— Start Extract —
Mean prediction uncertainty

P4 achieves decreased mean prediction uncertainty \(\overline {\bar {\pi }_{\mathit {rel}}}(c)\) for 4 out of 16 inference settings (software system & attribute) using πho and for 10 out of 16 inference settings using πhe. However, this improvement stays behind the reduction in term-influence uncertainty. The highly uncertain term influences of x264 (Energy) with πhe result in the highest increase of mean prediction uncertainty with factor 3870. This increase exceeds the mean term-influence uncertainty because the individual term-influence uncertainties accumulate for all the terms that are active in a predicted configuration. Excluding this inference setting, the mean prediction uncertainty using \(\mathcal {T}_{3}\), on average, increases by 37% for πho and decreases by 4% for πhe in comparison to \(\mathcal {T}_{2}\). Figure 10 visualizes the difference in mean prediction uncertainty of \(\mathcal {T}_{3}\) versus \(\mathcal {T}_{2}\) and illustrates that πhe performs better than πho overall. In particular, we present the prediction uncertainties of two inference settings on the right in Fig. 9. Figure 9b illustrates that πhe consistently increases its energy prediction uncertainty for LLVM configurations using \(\mathcal {T}_{3}\). The uniformly distributed values for \(\mathcal {T}_{3}\) stem from the uniformly distributed term influences uncertainties displayed in Fig. 9a. Moreover, we show πho time predictions for BerkeleyDBC in Fig. 9d. Similar to LLVM, the distribution of prediction uncertainties follows the distribution of its term-influence uncertainties in Fig. 9c. That is, as HAVE_CRYPTO’s uncertainty increases but the uncertainty of the interaction between HAVE_CRYPTO and PS32K decreases with \(\mathcal {T}_{3}\), one subset of the most uncertain predictions with \(\mathcal {T}_{2}\) becomes less uncertain while the another subset remains among the most uncertain predictions with \(\mathcal {T}_{2}\).

Fig. 10
figure 10

Median prediction uncertainty difference of \(\mathcal {T}_{2}\) versus \(\mathcal {T}_{3}\) per software system and per attribute

Although the mean prediction uncertainty does not improve for a number of systems and attributes, P4 still improves prediction accuracy in terms of MAPE and MAPECI as displayed in Fig. 4. That is, although the 95%-confidence interval width of predicted probability distributions does not become more narrow with \(\mathcal {T}_{3}\) in general, its mode is still accurate enough to match the state of the art. Moreover, the uncertainty calibration in Fig. 5 shows that, with \(\mathcal {T}_{2}\), both πho and πhe were overconfident in their 95%-confidence interval. This means that the correct value was not inside this interval for 95% of all predictions, but in only less than 70% of the cases. P4 improved its calibration with \(\mathcal {T}_{3}\), which can be due to improved accuracy or adjusted confidence intervals. Our results contain both effects: P4 became more accurate as measured by the MAPECI and it increased predicted confidence interval widths. Moreover, Fig. 5 shows that πho becomes under-confident with \(\mathcal {T}_{3}\), which means that it predicts confidence intervals that are wider than necessary. This is explainable by the mean prediction uncertainty of πho, which increases more than πhe. As both models incorporate the same terms and only differ in the ability to model a relative error, we conjecture that the relative error in πhe can model prediction error more accurately than πho given enough training data.
— End Extract —
— Start Data records —
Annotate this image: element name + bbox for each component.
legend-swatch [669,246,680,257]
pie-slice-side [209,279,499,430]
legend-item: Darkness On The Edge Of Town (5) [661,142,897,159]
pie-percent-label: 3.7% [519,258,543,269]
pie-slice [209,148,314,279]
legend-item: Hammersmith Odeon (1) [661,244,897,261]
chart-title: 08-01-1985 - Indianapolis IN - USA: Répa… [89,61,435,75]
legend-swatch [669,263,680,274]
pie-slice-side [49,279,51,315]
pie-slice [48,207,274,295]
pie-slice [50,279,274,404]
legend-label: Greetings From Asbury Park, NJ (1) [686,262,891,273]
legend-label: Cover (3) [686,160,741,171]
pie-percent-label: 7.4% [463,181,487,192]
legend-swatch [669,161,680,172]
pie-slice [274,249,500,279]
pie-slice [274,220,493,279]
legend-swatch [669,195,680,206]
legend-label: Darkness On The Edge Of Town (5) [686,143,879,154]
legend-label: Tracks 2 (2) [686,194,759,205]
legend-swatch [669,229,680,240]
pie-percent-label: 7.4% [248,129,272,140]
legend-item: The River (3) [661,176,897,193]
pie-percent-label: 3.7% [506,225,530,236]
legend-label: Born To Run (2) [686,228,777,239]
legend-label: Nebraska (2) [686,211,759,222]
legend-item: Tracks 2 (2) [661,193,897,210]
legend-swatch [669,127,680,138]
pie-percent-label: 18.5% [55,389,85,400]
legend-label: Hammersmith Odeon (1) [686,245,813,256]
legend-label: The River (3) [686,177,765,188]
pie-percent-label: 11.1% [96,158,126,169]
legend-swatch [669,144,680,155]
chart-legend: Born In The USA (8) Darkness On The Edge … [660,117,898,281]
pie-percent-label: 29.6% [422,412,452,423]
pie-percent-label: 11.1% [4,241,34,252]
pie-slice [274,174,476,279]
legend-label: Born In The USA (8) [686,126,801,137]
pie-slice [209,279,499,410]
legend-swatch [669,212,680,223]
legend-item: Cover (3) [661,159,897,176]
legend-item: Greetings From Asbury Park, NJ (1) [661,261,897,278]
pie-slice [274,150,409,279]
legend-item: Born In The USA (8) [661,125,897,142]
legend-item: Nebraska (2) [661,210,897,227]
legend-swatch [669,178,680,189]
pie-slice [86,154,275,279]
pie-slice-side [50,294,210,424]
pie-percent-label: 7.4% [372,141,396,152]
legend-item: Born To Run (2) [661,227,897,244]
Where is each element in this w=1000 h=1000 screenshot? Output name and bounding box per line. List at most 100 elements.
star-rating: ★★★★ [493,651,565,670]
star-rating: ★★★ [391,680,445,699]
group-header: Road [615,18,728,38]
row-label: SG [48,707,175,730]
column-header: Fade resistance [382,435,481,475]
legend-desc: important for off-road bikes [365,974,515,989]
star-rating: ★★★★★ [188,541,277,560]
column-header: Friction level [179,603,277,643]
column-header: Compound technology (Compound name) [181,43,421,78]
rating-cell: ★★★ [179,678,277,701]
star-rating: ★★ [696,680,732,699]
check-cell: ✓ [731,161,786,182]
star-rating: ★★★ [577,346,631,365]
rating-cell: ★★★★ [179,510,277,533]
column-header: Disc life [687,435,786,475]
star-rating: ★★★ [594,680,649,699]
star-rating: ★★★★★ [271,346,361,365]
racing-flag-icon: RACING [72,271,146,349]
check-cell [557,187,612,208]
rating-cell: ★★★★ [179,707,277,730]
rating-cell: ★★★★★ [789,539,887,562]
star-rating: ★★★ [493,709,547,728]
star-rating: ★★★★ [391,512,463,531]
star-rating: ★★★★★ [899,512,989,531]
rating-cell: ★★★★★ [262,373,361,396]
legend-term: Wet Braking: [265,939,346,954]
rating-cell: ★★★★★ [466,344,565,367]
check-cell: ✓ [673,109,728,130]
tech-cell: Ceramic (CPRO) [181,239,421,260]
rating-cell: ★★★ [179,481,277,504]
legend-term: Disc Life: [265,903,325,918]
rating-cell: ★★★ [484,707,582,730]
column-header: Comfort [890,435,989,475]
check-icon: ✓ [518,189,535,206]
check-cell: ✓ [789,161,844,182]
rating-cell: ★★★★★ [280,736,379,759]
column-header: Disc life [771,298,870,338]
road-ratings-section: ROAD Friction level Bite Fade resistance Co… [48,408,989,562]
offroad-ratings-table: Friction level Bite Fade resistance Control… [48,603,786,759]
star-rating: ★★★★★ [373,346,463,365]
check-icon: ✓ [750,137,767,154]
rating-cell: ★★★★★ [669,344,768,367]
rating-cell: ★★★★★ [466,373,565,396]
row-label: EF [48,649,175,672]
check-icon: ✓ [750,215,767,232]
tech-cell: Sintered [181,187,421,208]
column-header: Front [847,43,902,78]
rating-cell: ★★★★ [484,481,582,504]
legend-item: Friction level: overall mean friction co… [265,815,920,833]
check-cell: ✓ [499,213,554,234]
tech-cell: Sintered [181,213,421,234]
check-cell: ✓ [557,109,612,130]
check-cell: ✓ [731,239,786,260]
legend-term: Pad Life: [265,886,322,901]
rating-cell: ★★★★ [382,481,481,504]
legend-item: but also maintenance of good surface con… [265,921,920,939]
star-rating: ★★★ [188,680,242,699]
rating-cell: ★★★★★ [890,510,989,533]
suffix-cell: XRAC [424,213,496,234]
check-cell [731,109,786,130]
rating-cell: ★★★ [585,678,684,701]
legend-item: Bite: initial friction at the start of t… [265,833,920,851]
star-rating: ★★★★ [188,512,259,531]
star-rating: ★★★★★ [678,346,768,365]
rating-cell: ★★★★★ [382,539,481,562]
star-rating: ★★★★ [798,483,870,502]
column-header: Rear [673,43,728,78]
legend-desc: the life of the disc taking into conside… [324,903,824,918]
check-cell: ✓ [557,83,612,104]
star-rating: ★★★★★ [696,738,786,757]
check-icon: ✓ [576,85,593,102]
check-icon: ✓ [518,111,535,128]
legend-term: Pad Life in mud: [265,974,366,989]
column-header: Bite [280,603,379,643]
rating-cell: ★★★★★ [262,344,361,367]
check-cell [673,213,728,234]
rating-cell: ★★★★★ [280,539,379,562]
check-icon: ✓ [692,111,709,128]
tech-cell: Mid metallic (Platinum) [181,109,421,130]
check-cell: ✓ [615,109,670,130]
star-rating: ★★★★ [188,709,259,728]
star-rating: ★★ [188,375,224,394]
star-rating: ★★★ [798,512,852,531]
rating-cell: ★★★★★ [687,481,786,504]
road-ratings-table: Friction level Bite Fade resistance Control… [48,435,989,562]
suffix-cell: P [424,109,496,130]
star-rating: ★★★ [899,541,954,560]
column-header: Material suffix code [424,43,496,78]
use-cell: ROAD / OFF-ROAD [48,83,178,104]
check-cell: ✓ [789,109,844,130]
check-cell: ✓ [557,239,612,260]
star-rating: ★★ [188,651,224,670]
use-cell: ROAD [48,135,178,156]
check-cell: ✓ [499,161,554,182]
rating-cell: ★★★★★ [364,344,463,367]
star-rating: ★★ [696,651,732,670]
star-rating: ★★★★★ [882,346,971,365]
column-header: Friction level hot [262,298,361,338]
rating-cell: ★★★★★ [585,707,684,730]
— End Data records —
## What the task asks:
Answer these questions about the mean prediction uncertainty text above, one per line, numbered the same way:
1. For how many of the 16 inference settings does P4 achieve decreased mean prediction uncertainty using πhe?
2. Which inference setting results in the highest increase of mean prediction uncertainty, and by what factor?
3. With the earlier term set, in less than what share of cases was the correct value inside the 95%-confidence interval?

## Answer to this task:
1. 10 out of 16
2. x264 (Energy) with πhe, by a factor of 3870
3. Less than 70%